>> start Stored rows
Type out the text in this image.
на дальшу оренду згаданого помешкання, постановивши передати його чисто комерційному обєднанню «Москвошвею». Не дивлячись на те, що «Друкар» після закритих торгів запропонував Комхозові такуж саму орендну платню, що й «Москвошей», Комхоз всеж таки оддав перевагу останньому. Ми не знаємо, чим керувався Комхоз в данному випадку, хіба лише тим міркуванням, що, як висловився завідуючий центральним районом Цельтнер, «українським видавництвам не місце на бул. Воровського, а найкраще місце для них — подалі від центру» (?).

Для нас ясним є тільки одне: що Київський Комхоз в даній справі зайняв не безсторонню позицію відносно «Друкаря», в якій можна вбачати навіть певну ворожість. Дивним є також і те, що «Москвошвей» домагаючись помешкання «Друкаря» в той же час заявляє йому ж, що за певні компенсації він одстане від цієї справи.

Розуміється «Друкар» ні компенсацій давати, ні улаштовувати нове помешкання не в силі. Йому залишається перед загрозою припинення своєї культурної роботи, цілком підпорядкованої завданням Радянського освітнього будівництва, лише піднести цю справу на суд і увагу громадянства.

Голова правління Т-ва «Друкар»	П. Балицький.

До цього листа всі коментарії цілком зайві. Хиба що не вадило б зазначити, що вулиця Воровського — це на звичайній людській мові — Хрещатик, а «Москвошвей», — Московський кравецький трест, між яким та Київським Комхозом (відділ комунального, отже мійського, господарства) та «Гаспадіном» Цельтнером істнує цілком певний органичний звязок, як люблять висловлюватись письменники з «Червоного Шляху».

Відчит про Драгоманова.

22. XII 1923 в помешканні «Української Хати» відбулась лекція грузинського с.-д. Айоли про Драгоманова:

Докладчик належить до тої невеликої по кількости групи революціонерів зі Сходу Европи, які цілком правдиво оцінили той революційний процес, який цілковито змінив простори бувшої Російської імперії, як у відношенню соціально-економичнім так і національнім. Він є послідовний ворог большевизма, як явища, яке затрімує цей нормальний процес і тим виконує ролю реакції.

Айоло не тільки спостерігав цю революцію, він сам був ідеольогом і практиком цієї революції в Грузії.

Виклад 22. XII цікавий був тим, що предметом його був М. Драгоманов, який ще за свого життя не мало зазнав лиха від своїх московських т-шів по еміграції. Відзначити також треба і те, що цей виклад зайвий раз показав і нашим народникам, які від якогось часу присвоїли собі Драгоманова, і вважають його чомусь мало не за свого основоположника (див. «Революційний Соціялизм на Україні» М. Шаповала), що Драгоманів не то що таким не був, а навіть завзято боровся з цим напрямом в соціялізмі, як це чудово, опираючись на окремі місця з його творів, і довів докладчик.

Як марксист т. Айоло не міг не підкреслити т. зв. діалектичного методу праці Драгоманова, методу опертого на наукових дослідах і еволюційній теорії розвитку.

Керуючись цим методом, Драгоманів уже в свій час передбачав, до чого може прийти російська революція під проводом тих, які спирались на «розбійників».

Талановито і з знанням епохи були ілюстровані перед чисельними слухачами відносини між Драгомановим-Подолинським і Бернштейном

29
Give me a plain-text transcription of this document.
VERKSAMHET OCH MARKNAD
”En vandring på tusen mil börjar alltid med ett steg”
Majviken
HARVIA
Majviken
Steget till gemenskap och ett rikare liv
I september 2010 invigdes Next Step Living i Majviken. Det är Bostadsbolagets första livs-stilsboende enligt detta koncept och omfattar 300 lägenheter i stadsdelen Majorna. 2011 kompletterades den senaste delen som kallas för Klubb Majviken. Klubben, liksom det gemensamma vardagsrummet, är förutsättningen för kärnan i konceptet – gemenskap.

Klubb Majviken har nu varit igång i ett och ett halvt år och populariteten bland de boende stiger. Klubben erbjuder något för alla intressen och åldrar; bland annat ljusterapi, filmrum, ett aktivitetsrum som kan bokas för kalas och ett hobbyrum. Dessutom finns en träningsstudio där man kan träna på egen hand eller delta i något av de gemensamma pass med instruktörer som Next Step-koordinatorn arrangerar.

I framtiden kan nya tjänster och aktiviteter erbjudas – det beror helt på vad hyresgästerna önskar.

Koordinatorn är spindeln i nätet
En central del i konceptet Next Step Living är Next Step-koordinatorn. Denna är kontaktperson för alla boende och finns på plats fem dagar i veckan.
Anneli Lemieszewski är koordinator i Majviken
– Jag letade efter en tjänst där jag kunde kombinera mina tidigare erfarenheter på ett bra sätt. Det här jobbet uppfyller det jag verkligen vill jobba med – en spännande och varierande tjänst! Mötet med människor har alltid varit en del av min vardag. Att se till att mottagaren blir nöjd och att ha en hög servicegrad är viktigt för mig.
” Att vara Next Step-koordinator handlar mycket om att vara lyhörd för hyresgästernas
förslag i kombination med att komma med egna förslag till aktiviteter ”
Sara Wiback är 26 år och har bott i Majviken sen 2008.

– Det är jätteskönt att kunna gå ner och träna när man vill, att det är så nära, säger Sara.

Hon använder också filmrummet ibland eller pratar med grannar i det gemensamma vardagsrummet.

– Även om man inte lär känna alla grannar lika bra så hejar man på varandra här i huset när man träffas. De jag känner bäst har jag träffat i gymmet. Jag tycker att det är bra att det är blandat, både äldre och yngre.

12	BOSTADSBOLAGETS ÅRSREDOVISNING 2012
>> end Stored rows
**The request**.
Emit the full listing verbatim.

**In response**.
Type out the text in this image.
на дальшу оренду згаданого помешкання, постановивши передати його чисто комерційному обєднанню «Москвошвею». Не дивлячись на те, що «Друкар» після закритих торгів запропонував Комхозові такуж саму орендну платню, що й «Москвошей», Комхоз всеж таки оддав перевагу останньому. Ми не знаємо, чим керувався Комхоз в данному випадку, хіба лише тим міркуванням, що, як висловився завідуючий центральним районом Цельтнер, «українським видавництвам не місце на бул. Воровського, а найкраще місце для них — подалі від центру» (?).

Для нас ясним є тільки одне: що Київський Комхоз в даній справі зайняв не безсторонню позицію відносно «Друкаря», в якій можна вбачати навіть певну ворожість. Дивним є також і те, що «Москвошвей» домагаючись помешкання «Друкаря» в той же час заявляє йому ж, що за певні компенсації він одстане від цієї справи.

Розуміється «Друкар» ні компенсацій давати, ні улаштовувати нове помешкання не в силі. Йому залишається перед загрозою припинення своєї культурної роботи, цілком підпорядкованої завданням Радянського освітнього будівництва, лише піднести цю справу на суд і увагу громадянства.

Голова правління Т-ва «Друкар»	П. Балицький.

До цього листа всі коментарії цілком зайві. Хиба що не вадило б зазначити, що вулиця Воровського — це на звичайній людській мові — Хрещатик, а «Москвошвей», — Московський кравецький трест, між яким та Київським Комхозом (відділ комунального, отже мійського, господарства) та «Гаспадіном» Цельтнером істнує цілком певний органичний звязок, як люблять висловлюватись письменники з «Червоного Шляху».

Відчит про Драгоманова.

22. XII 1923 в помешканні «Української Хати» відбулась лекція грузинського с.-д. Айоли про Драгоманова:

Докладчик належить до тої невеликої по кількости групи революціонерів зі Сходу Европи, які цілком правдиво оцінили той революційний процес, який цілковито змінив простори бувшої Російської імперії, як у відношенню соціально-економичнім так і національнім. Він є послідовний ворог большевизма, як явища, яке затрімує цей нормальний процес і тим виконує ролю реакції.

Айоло не тільки спостерігав цю революцію, він сам був ідеольогом і практиком цієї революції в Грузії.

Виклад 22. XII цікавий був тим, що предметом його був М. Драгоманов, який ще за свого життя не мало зазнав лиха від своїх московських т-шів по еміграції. Відзначити також треба і те, що цей виклад зайвий раз показав і нашим народникам, які від якогось часу присвоїли собі Драгоманова, і вважають його чомусь мало не за свого основоположника (див. «Революційний Соціялизм на Україні» М. Шаповала), що Драгоманів не то що таким не був, а навіть завзято боровся з цим напрямом в соціялізмі, як це чудово, опираючись на окремі місця з його творів, і довів докладчик.

Як марксист т. Айоло не міг не підкреслити т. зв. діалектичного методу праці Драгоманова, методу опертого на наукових дослідах і еволюційній теорії розвитку.

Керуючись цим методом, Драгоманів уже в свій час передбачав, до чого може прийти російська революція під проводом тих, які спирались на «розбійників».

Талановито і з знанням епохи були ілюстровані перед чисельними слухачами відносини між Драгомановим-Подолинським і Бернштейном

29
Give me a plain-text transcription of this document.
VERKSAMHET OCH MARKNAD
”En vandring på tusen mil börjar alltid med ett steg”
Majviken
HARVIA
Majviken
Steget till gemenskap och ett rikare liv
I september 2010 invigdes Next Step Living i Majviken. Det är Bostadsbolagets första livs-stilsboende enligt detta koncept och omfattar 300 lägenheter i stadsdelen Majorna. 2011 kompletterades den senaste delen som kallas för Klubb Majviken. Klubben, liksom det gemensamma vardagsrummet, är förutsättningen för kärnan i konceptet – gemenskap.

Klubb Majviken har nu varit igång i ett och ett halvt år och populariteten bland de boende stiger. Klubben erbjuder något för alla intressen och åldrar; bland annat ljusterapi, filmrum, ett aktivitetsrum som kan bokas för kalas och ett hobbyrum. Dessutom finns en träningsstudio där man kan träna på egen hand eller delta i något av de gemensamma pass med instruktörer som Next Step-koordinatorn arrangerar.

I framtiden kan nya tjänster och aktiviteter erbjudas – det beror helt på vad hyresgästerna önskar.

Koordinatorn är spindeln i nätet
En central del i konceptet Next Step Living är Next Step-koordinatorn. Denna är kontaktperson för alla boende och finns på plats fem dagar i veckan.
Anneli Lemieszewski är koordinator i Majviken
– Jag letade efter en tjänst där jag kunde kombinera mina tidigare erfarenheter på ett bra sätt. Det här jobbet uppfyller det jag verkligen vill jobba med – en spännande och varierande tjänst! Mötet med människor har alltid varit en del av min vardag. Att se till att mottagaren blir nöjd och att ha en hög servicegrad är viktigt för mig.
” Att vara Next Step-koordinator handlar mycket om att vara lyhörd för hyresgästernas
förslag i kombination med att komma med egna förslag till aktiviteter ”
Sara Wiback är 26 år och har bott i Majviken sen 2008.

– Det är jätteskönt att kunna gå ner och träna när man vill, att det är så nära, säger Sara.

Hon använder också filmrummet ibland eller pratar med grannar i det gemensamma vardagsrummet.

– Även om man inte lär känna alla grannar lika bra så hejar man på varandra här i huset när man träffas. De jag känner bäst har jag träffat i gymmet. Jag tycker att det är bra att det är blandat, både äldre och yngre.

12	BOSTADSBOLAGETS ÅRSREDOVISNING 2012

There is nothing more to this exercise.